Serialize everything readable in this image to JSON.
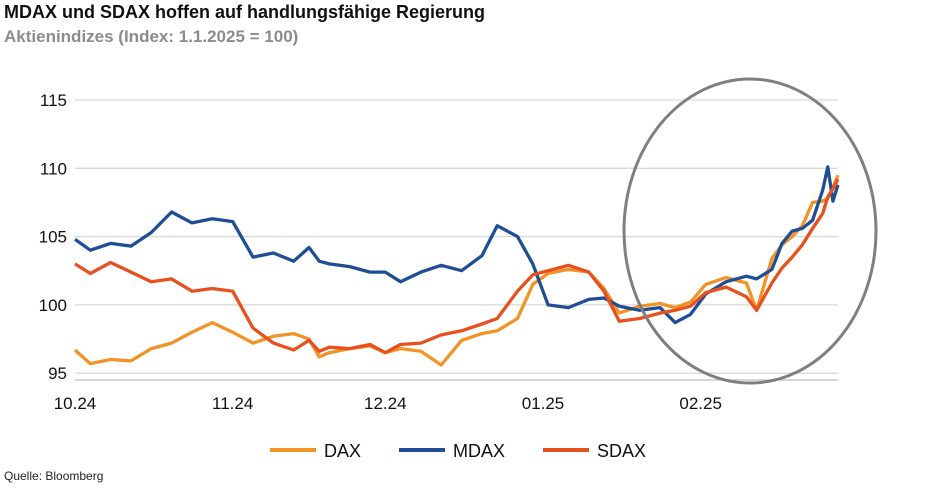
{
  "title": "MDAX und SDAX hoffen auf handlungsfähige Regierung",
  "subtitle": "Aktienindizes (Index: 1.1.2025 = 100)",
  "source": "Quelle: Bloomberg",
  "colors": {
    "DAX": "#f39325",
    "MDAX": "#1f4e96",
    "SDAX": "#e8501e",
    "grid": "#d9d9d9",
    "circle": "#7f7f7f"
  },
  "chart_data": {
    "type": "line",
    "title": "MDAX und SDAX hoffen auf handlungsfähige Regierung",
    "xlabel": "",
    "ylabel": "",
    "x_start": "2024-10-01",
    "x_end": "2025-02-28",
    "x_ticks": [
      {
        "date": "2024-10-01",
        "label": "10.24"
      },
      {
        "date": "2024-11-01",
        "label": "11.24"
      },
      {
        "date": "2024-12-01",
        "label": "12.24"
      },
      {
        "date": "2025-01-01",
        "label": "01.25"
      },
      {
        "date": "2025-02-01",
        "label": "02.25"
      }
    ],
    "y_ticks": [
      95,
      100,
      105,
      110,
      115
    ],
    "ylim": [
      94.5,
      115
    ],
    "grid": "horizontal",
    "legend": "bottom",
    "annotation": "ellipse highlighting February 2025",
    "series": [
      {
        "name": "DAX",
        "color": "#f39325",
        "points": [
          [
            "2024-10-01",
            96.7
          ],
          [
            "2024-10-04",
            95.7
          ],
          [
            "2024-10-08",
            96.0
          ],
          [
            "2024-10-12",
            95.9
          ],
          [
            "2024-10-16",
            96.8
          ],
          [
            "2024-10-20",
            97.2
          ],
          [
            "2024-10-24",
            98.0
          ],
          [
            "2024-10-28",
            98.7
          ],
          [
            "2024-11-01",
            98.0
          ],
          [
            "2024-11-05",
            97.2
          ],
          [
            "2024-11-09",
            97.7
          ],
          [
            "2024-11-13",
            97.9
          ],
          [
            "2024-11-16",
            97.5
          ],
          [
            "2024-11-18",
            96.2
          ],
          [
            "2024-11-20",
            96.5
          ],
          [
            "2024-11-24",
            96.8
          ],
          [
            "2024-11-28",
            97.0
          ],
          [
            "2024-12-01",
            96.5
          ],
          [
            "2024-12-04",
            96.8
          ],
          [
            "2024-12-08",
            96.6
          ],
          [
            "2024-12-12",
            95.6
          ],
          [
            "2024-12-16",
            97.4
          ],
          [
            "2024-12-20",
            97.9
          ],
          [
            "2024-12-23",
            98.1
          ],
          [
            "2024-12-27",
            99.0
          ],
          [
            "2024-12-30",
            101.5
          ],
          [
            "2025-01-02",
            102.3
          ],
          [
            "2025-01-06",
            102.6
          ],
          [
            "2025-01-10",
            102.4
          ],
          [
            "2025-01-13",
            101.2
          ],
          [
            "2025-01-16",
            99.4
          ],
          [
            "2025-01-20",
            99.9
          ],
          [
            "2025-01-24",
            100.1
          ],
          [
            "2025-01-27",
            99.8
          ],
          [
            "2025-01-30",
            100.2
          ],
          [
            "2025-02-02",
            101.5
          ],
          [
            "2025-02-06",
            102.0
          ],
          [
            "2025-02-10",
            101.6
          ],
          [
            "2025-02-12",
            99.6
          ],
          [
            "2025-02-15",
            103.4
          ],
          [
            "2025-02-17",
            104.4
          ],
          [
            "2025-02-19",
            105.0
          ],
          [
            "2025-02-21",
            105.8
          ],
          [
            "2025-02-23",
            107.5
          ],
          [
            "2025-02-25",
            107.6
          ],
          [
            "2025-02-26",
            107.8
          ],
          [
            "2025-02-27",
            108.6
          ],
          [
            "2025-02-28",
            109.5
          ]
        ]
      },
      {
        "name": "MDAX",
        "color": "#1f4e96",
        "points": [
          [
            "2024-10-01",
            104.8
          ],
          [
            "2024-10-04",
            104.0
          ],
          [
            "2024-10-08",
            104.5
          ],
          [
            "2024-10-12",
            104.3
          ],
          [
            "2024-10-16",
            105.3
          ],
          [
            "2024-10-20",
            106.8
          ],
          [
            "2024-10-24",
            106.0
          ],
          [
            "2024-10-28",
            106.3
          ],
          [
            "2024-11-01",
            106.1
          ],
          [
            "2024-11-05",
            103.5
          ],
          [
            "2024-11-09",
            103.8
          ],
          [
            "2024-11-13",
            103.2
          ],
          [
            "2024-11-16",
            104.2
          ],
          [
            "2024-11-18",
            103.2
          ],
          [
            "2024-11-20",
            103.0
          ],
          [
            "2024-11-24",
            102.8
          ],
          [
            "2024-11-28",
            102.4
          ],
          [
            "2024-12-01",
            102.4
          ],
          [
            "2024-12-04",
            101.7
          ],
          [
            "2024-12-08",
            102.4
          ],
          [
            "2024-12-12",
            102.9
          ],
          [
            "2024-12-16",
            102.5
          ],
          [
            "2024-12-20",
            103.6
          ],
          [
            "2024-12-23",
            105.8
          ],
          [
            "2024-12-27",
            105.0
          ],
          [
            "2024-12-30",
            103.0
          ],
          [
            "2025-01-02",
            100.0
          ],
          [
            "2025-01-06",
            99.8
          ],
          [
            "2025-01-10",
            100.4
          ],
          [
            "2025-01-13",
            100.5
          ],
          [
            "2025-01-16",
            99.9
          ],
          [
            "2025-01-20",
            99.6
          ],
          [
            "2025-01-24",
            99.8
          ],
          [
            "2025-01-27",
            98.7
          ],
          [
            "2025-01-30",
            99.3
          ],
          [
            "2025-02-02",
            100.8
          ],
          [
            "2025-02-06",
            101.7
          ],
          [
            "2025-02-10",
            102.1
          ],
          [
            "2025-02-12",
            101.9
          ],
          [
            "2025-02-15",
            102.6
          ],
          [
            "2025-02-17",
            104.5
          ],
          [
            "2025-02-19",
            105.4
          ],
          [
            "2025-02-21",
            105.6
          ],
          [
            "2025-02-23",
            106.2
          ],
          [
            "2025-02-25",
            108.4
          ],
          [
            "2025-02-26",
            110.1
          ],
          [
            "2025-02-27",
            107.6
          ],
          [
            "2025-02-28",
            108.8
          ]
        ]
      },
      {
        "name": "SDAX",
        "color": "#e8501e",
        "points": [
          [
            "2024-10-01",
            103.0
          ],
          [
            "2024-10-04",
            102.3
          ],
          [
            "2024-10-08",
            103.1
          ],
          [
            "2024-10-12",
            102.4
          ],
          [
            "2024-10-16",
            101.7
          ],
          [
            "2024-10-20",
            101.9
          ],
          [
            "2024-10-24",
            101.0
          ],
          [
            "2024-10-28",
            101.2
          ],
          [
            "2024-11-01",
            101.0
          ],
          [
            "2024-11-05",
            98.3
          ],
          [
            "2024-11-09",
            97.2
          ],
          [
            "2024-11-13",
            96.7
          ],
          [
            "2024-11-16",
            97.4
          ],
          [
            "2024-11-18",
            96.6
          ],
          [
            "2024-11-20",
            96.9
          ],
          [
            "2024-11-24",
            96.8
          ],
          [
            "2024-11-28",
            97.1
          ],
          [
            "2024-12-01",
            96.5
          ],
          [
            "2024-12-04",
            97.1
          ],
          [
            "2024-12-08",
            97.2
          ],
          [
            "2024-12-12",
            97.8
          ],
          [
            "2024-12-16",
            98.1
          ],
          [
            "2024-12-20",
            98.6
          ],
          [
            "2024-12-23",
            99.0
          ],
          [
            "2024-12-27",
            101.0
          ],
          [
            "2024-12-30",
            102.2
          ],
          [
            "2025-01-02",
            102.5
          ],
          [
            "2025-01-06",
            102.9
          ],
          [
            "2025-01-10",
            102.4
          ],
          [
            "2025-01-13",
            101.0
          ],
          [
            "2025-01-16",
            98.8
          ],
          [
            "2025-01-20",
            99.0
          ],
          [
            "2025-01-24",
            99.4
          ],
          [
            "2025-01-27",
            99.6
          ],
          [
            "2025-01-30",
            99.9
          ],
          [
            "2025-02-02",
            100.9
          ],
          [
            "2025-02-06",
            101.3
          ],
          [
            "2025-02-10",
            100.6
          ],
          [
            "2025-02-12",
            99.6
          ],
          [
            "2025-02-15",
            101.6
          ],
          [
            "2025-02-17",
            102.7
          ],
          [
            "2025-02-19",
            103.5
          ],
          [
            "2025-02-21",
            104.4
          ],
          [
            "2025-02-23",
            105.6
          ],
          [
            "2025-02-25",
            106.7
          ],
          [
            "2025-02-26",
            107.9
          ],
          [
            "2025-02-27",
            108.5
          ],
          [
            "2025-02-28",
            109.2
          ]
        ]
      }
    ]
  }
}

* * *

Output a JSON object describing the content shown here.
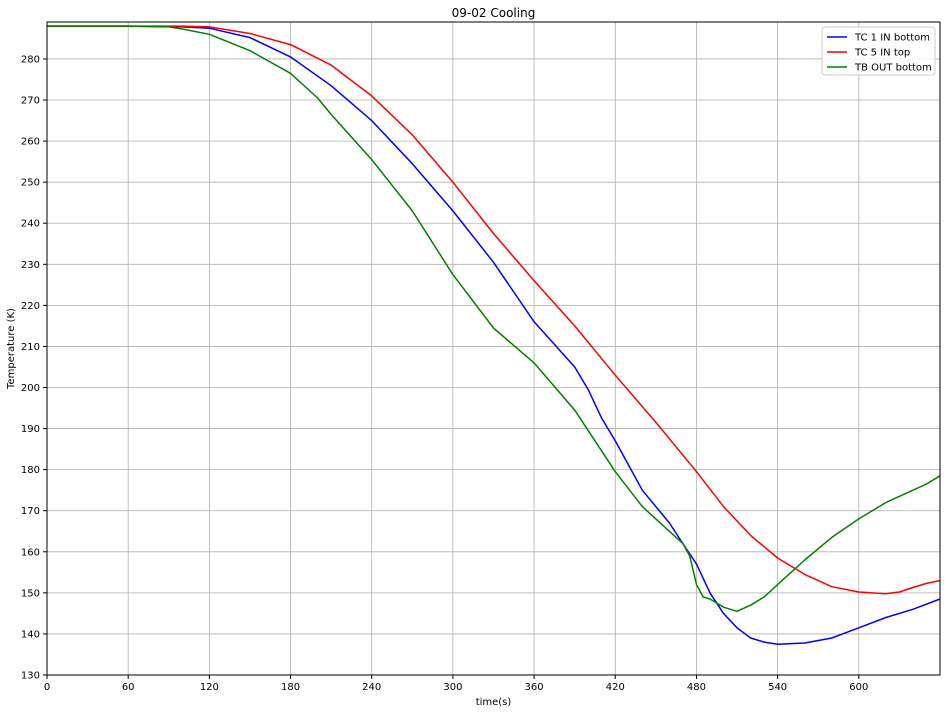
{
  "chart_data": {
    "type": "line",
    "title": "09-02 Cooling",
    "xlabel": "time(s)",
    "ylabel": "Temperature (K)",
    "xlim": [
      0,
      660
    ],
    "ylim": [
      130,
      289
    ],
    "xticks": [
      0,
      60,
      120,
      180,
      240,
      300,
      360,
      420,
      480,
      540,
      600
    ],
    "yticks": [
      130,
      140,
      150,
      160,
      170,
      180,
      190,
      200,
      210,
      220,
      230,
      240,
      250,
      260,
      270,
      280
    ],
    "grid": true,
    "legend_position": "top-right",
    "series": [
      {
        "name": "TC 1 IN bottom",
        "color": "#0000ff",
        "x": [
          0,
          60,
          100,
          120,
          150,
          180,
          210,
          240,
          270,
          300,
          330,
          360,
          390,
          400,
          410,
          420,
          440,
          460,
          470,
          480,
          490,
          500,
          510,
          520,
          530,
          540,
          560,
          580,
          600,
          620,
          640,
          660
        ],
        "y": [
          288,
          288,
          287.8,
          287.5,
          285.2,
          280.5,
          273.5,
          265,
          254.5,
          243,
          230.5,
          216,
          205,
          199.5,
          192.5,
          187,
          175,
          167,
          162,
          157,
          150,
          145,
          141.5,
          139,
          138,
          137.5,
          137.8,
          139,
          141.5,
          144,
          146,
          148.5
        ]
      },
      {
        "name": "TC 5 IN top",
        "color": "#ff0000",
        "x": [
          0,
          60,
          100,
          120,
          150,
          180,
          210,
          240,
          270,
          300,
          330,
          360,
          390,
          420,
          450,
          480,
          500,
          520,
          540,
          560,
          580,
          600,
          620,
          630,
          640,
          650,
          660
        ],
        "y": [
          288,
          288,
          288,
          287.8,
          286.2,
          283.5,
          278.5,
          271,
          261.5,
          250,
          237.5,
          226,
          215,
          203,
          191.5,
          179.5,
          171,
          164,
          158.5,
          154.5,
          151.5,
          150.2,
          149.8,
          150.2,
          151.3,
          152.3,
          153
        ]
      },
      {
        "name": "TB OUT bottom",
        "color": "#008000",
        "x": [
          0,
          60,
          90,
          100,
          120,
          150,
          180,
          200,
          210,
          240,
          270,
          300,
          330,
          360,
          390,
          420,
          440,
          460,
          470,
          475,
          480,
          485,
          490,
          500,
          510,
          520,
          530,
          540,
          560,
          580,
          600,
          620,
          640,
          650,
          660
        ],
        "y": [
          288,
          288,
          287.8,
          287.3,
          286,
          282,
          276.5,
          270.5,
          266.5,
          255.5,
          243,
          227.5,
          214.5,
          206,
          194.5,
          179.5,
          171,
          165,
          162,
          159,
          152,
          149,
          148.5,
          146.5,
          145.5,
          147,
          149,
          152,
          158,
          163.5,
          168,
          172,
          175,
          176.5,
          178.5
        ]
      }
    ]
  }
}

▸ What the exercise asks: Every line containing the string "handlungsfähige" must be listed.

▸ Solution for this exercise:
  "title": "MDAX und SDAX hoffen auf handlungsfähige Regierung",
    "title": "MDAX und SDAX hoffen auf handlungsfähige Regierung",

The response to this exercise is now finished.